# TASK REQUIREMENTS
Repeat every record below exactly, omitting any pictures.

Saved entries:
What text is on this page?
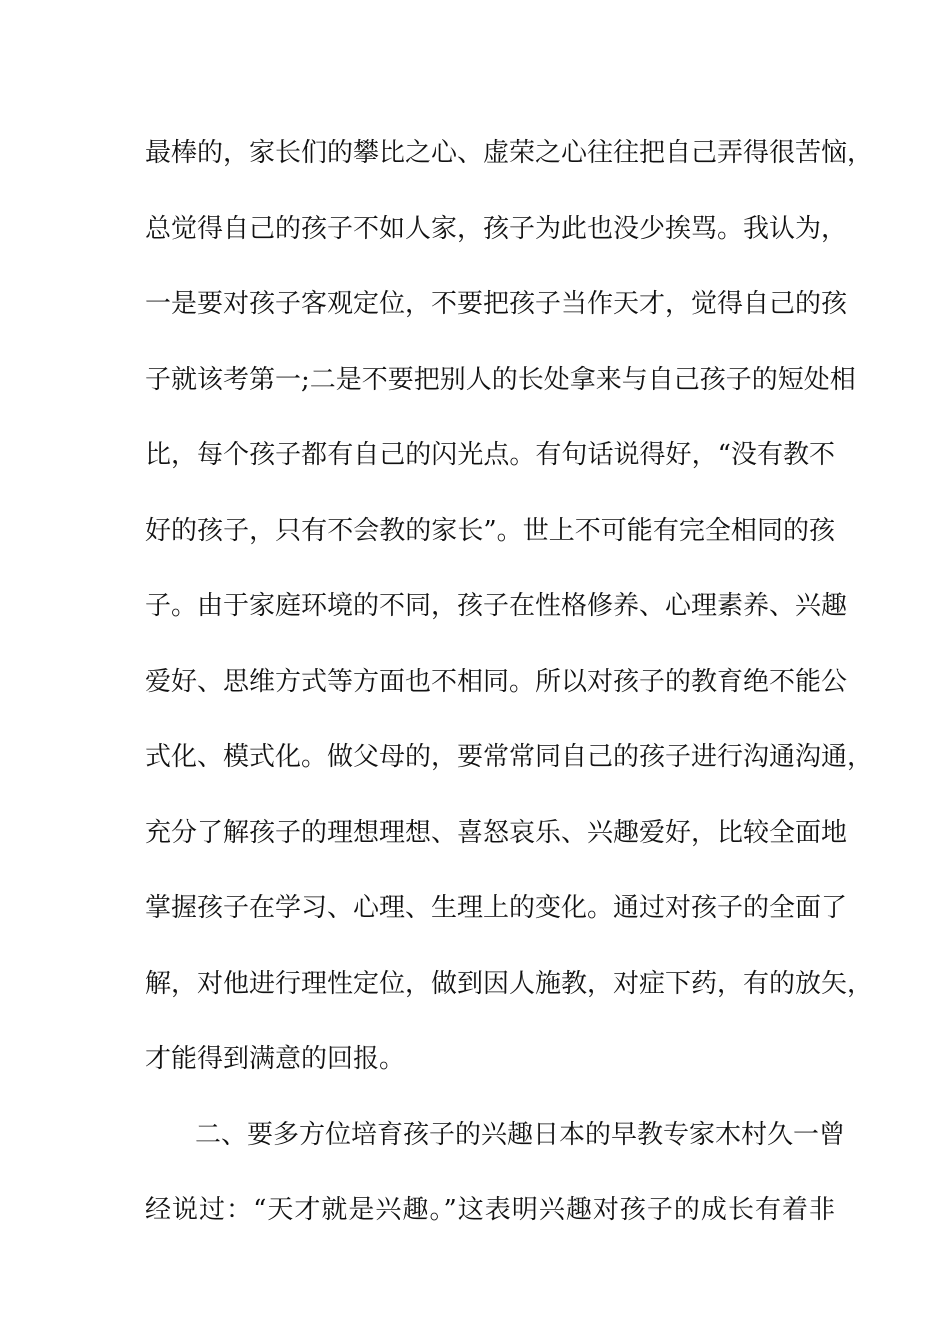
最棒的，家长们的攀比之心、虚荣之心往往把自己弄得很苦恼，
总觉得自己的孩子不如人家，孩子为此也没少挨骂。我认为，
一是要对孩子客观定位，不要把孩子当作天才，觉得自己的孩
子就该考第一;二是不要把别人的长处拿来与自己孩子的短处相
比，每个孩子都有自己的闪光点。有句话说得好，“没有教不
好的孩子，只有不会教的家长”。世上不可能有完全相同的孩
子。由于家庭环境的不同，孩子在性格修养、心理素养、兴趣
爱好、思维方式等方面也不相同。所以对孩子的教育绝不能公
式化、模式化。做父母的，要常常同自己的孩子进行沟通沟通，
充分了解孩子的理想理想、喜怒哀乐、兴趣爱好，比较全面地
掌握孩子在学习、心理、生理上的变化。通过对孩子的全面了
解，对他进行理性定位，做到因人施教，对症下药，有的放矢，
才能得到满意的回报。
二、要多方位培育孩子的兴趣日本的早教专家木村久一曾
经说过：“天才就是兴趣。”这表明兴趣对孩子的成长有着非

# TASK OUTPUT
What text is on this page?
最棒的，家长们的攀比之心、虚荣之心往往把自己弄得很苦恼，
总觉得自己的孩子不如人家，孩子为此也没少挨骂。我认为，
一是要对孩子客观定位，不要把孩子当作天才，觉得自己的孩
子就该考第一;二是不要把别人的长处拿来与自己孩子的短处相
比，每个孩子都有自己的闪光点。有句话说得好，“没有教不
好的孩子，只有不会教的家长”。世上不可能有完全相同的孩
子。由于家庭环境的不同，孩子在性格修养、心理素养、兴趣
爱好、思维方式等方面也不相同。所以对孩子的教育绝不能公
式化、模式化。做父母的，要常常同自己的孩子进行沟通沟通，
充分了解孩子的理想理想、喜怒哀乐、兴趣爱好，比较全面地
掌握孩子在学习、心理、生理上的变化。通过对孩子的全面了
解，对他进行理性定位，做到因人施教，对症下药，有的放矢，
才能得到满意的回报。
二、要多方位培育孩子的兴趣日本的早教专家木村久一曾
经说过：“天才就是兴趣。”这表明兴趣对孩子的成长有着非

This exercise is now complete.